What is expected. Copy out all of the material exactly.

[Collected data]

/---

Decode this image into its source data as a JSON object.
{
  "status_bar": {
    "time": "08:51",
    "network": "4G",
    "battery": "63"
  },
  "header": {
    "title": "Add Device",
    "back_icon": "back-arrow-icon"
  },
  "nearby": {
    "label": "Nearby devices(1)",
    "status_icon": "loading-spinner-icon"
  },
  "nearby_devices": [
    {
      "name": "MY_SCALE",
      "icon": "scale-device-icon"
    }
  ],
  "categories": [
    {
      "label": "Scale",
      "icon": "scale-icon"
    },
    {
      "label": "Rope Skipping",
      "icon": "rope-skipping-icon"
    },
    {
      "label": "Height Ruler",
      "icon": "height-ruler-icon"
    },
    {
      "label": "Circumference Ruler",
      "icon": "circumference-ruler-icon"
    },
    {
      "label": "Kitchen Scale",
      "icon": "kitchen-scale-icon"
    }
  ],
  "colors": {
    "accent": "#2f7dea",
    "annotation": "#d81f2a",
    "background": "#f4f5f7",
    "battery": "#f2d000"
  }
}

\---

Answer to this problem.
Decode this image into its source data as a JSON object.
{
  "status_bar": {
    "time": "08:51",
    "network": "4G",
    "battery": "63"
  },
  "header": {
    "title": "Add Device",
    "back_icon": "back-arrow-icon"
  },
  "nearby": {
    "label": "Nearby devices(1)",
    "status_icon": "loading-spinner-icon"
  },
  "nearby_devices": [
    {
      "name": "MY_SCALE",
      "icon": "scale-device-icon"
    }
  ],
  "categories": [
    {
      "label": "Scale",
      "icon": "scale-icon"
    },
    {
      "label": "Rope Skipping",
      "icon": "rope-skipping-icon"
    },
    {
      "label": "Height Ruler",
      "icon": "height-ruler-icon"
    },
    {
      "label": "Circumference Ruler",
      "icon": "circumference-ruler-icon"
    },
    {
      "label": "Kitchen Scale",
      "icon": "kitchen-scale-icon"
    }
  ],
  "colors": {
    "accent": "#2f7dea",
    "annotation": "#d81f2a",
    "background": "#f4f5f7",
    "battery": "#f2d000"
  }
}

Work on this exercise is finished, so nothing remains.